##### Extracted text #####

Former Vice President Joe Biden is finally hitting the campaign trail, hightailing it to Michigan for the first time since accepting his party’s nomination. We were provided with minimal but nonetheless, key details, on his economic plan–a plan that would send America straight back to the low growth years of the Obama-Biden administration.

In typical socialist class-warfare style, Biden has already promised to effectively stick it to American business with higher taxes…promising to increase the President’s 21% tax rate on business, to 28%. In addition, he is announcing his intention to level a 10% tax on any U.S. company making products overseas that ship them home. He would, however, offer a 10% tax deduction to companies that make their goods at home…saying,

“i don’t accept the defeatist view that the forces of automation and globalization mean we can’t keep good-paying union jobs here in america, and create more of them,” he said to michigan voters wednesday evening. “i don’t buy for one second that the vitality of american manufacturing is a thing of the past.”

Well, that’s a new one!

##### Data section #####

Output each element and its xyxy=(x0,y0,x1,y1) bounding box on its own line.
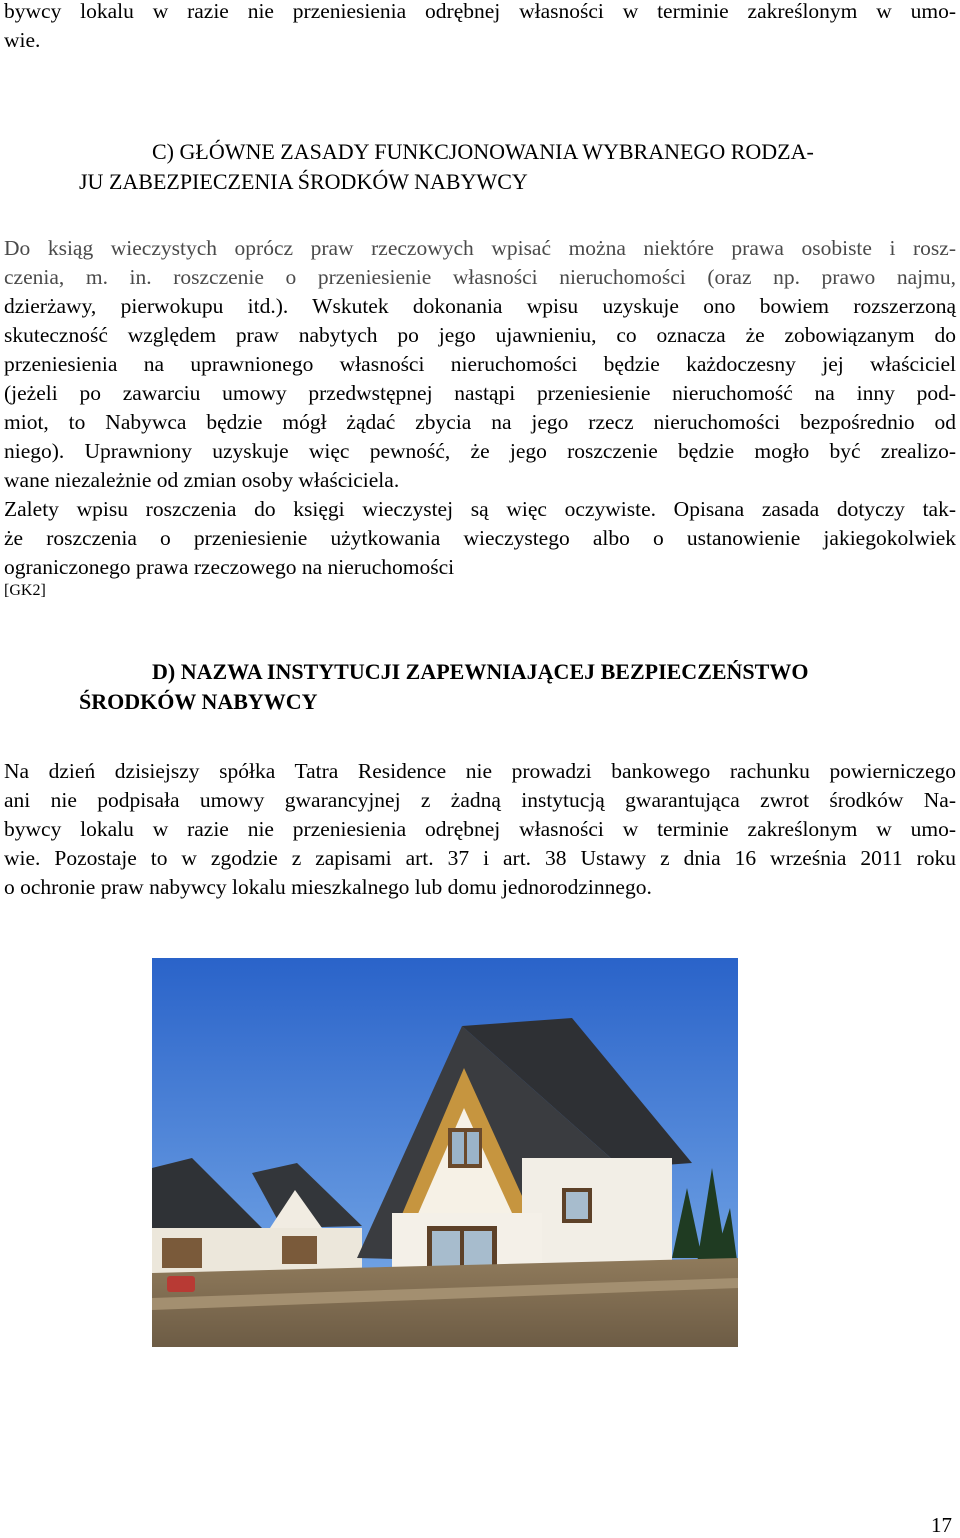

#####

_Work to complete_
A: In the text on Biden's economic plan, what corporate tax rate does Biden promise, and what is the current rate it would replace?
B: Continue the text on Biden's economic plan in the same voice, starting after "Well, that's a new one!"

_Answer list_
A: He promises to raise the business tax rate from the President's 21% to 28%.

B:
Because Joe Biden was singing a very different tune in June 2010. Back then, the Vice President told his audience of supporters at a Russ Feingold fundraising event in Milwaukee Wisconsin,

“there’s no possbility to restore 8 million jobs lost in the great depression.”

No possibility?

The New Normal

Meanwhile, at the same time, President Barack Obama was pitching his idea of a “new normal.” Low economic growth, according to the Obama-Biden administration, was just a reality we had to accept.

In a 2010 interview with 60 minutes, President Obama said he worried that we would remain, “stuck in a new normal where unemployment rates stay high.” His administration, including commentary from economic advisor Larry Summers and Treasury Secretary Jack Lew, indicated that two percent real GDP growth was simply the new normal for the U.S. economy. (Granted, the Obama economic team didn’t even quite hit that on an annualized basis.)

Yet, as the Obama-Biden White House tried to sell the American public on this “new normal,” the theory didn’t resonate with voters.

And then, along came Donald Trump. Promising to “Make America Great Again.” It was a message of hope…and, after eight years of despair, Americans were willing to overlook a lot of things…for the belief in a better future.

Inherently, we are all optimists. Americans want something to vote FOR – not AGAINST.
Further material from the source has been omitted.